═════ Material for this task ═════

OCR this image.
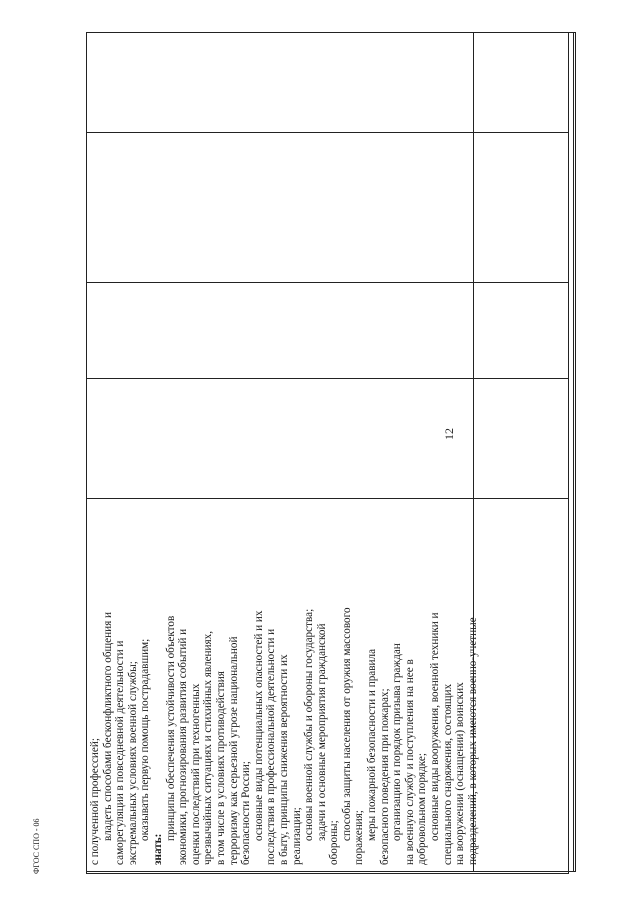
12
с полученной профессией; владеть способами бесконфликтного общения и саморегуляции в повседневной деятельности и экстремальных условиях военной службы; оказывать первую помощь пострадавшим;
знать:
принципы обеспечения устойчивости объектов экономики, прогнозирования развития событий и оценки последствий при техногенных чрезвычайных ситуациях и стихийных явлениях, в том числе в условиях противодействия терроризму как серьезной угрозе национальной безопасности России; основные виды потенциальных опасностей и их последствия в профессиональной деятельности и в быту, принципы снижения вероятности их реализации; основы военной службы и обороны государства; задачи и основные мероприятия гражданской
обороны;
способы защиты населения от оружия массового поражения; меры пожарной безопасности и правила безопасного поведения при пожарах; организацию и порядок призыва граждан на военную службу и поступления на нее в добровольном порядке; основные виды вооружения, военной техники и специального снаряжения, состоящих на вооружении (оснащении) воинских подразделений, в которых имеются военно-учетные
ФГОС СПО - 06
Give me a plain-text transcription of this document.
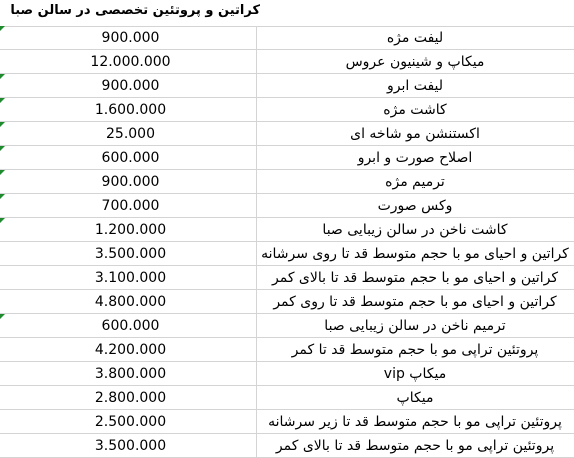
کراتین و پروتئین تخصصی در سالن صبا
900.000	لیفت مژه
12.000.000	میکاپ و شینیون عروس
900.000	لیفت ابرو
1.600.000	کاشت مژه
25.000	اکستنشن مو شاخه ای
600.000	اصلاح صورت و ابرو
900.000	ترمیم مژه
700.000	وکس صورت
1.200.000	کاشت ناخن در سالن زیبایی صبا
3.500.000	کراتین و احیای مو با حجم متوسط قد تا روی سرشانه
3.100.000	کراتین و احیای مو با حجم متوسط قد تا بالای کمر
4.800.000	کراتین و احیای مو با حجم متوسط قد تا روی کمر
600.000	ترمیم ناخن در سالن زیبایی صبا
4.200.000	پروتئین تراپی مو با حجم متوسط قد تا کمر
3.800.000	میکاپ vip
2.800.000	میکاپ
2.500.000	پروتئین تراپی مو با حجم متوسط قد تا زیر سرشانه
3.500.000	پروتئین تراپی مو با حجم متوسط قد تا بالای کمر
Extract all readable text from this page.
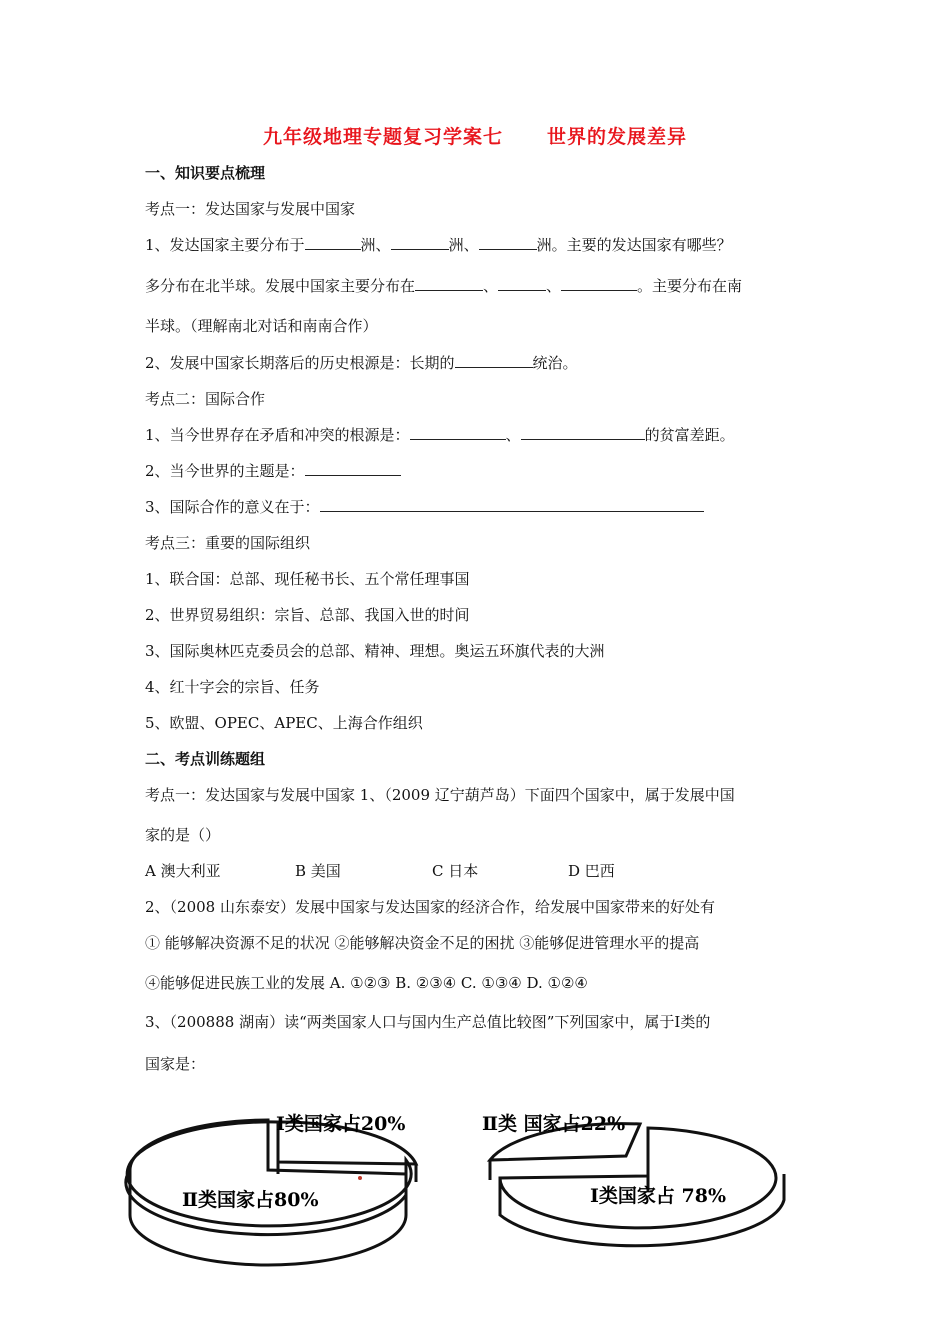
九年级地理专题复习学案七 世界的发展差异
一、知识要点梳理
考点一：发达国家与发展中国家
1、发达国家主要分布于	洲、	洲、	洲。主要的发达国家有哪些？
多分布在北半球。发展中国家主要分布在	、	、	。主要分布在南
半球。（理解南北对话和南南合作）
2、发展中国家长期落后的历史根源是：长期的	统治。
考点二：国际合作
1、当今世界存在矛盾和冲突的根源是：	、	的贫富差距。
2、当今世界的主题是：
3、国际合作的意义在于：
考点三：重要的国际组织
1、联合国：总部、现任秘书长、五个常任理事国
2、世界贸易组织：宗旨、总部、我国入世的时间
3、国际奥林匹克委员会的总部、精神、理想。奥运五环旗代表的大洲
4、红十字会的宗旨、任务
5、欧盟、OPEC、APEC、上海合作组织
二、考点训练题组
考点一：发达国家与发展中国家 1、（2009 辽宁葫芦岛）下面四个国家中，属于发展中国
家的是（）
A 澳大利亚	B 美国	C 日本	D 巴西
2、（2008 山东泰安）发展中国家与发达国家的经济合作，给发展中国家带来的好处有
① 能够解决资源不足的状况 ②能够解决资金不足的困扰 ③能够促进管理水平的提高
④能够促进民族工业的发展 A. ①②③ B. ②③④ C. ①③④ D. ①②④
3、（200888 湖南）读“两类国家人口与国内生产总值比较图”下列国家中，属于Ⅰ类的
国家是：
Ⅰ类国家占20%
Ⅱ类国家占80%
Ⅱ类 国家占22%
Ⅰ类国家占 78%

═════

→ **What you will do**
All of the records above must be copied exactly, except for the pictures.

→ **Written solution**
OCR this image.
12
с полученной профессией; владеть способами бесконфликтного общения и саморегуляции в повседневной деятельности и экстремальных условиях военной службы; оказывать первую помощь пострадавшим;
знать:
принципы обеспечения устойчивости объектов экономики, прогнозирования развития событий и оценки последствий при техногенных чрезвычайных ситуациях и стихийных явлениях, в том числе в условиях противодействия терроризму как серьезной угрозе национальной безопасности России; основные виды потенциальных опасностей и их последствия в профессиональной деятельности и в быту, принципы снижения вероятности их реализации; основы военной службы и обороны государства; задачи и основные мероприятия гражданской
обороны;
способы защиты населения от оружия массового поражения; меры пожарной безопасности и правила безопасного поведения при пожарах; организацию и порядок призыва граждан на военную службу и поступления на нее в добровольном порядке; основные виды вооружения, военной техники и специального снаряжения, состоящих на вооружении (оснащении) воинских подразделений, в которых имеются военно-учетные
ФГОС СПО - 06
Give me a plain-text transcription of this document.
کراتین و پروتئین تخصصی در سالن صبا
900.000	لیفت مژه
12.000.000	میکاپ و شینیون عروس
900.000	لیفت ابرو
1.600.000	کاشت مژه
25.000	اکستنشن مو شاخه ای
600.000	اصلاح صورت و ابرو
900.000	ترمیم مژه
700.000	وکس صورت
1.200.000	کاشت ناخن در سالن زیبایی صبا
3.500.000	کراتین و احیای مو با حجم متوسط قد تا روی سرشانه
3.100.000	کراتین و احیای مو با حجم متوسط قد تا بالای کمر
4.800.000	کراتین و احیای مو با حجم متوسط قد تا روی کمر
600.000	ترمیم ناخن در سالن زیبایی صبا
4.200.000	پروتئین تراپی مو با حجم متوسط قد تا کمر
3.800.000	میکاپ vip
2.800.000	میکاپ
2.500.000	پروتئین تراپی مو با حجم متوسط قد تا زیر سرشانه
3.500.000	پروتئین تراپی مو با حجم متوسط قد تا بالای کمر
Extract all readable text from this page.
九年级地理专题复习学案七 世界的发展差异
一、知识要点梳理
考点一：发达国家与发展中国家
1、发达国家主要分布于	洲、	洲、	洲。主要的发达国家有哪些？
多分布在北半球。发展中国家主要分布在	、	、	。主要分布在南
半球。（理解南北对话和南南合作）
2、发展中国家长期落后的历史根源是：长期的	统治。
考点二：国际合作
1、当今世界存在矛盾和冲突的根源是：	、	的贫富差距。
2、当今世界的主题是：
3、国际合作的意义在于：
考点三：重要的国际组织
1、联合国：总部、现任秘书长、五个常任理事国
2、世界贸易组织：宗旨、总部、我国入世的时间
3、国际奥林匹克委员会的总部、精神、理想。奥运五环旗代表的大洲
4、红十字会的宗旨、任务
5、欧盟、OPEC、APEC、上海合作组织
二、考点训练题组
考点一：发达国家与发展中国家 1、（2009 辽宁葫芦岛）下面四个国家中，属于发展中国
家的是（）
A 澳大利亚	B 美国	C 日本	D 巴西
2、（2008 山东泰安）发展中国家与发达国家的经济合作，给发展中国家带来的好处有
① 能够解决资源不足的状况 ②能够解决资金不足的困扰 ③能够促进管理水平的提高
④能够促进民族工业的发展 A. ①②③ B. ②③④ C. ①③④ D. ①②④
3、（200888 湖南）读“两类国家人口与国内生产总值比较图”下列国家中，属于Ⅰ类的
国家是：
Ⅰ类国家占20%
Ⅱ类国家占80%
Ⅱ类 国家占22%
Ⅰ类国家占 78%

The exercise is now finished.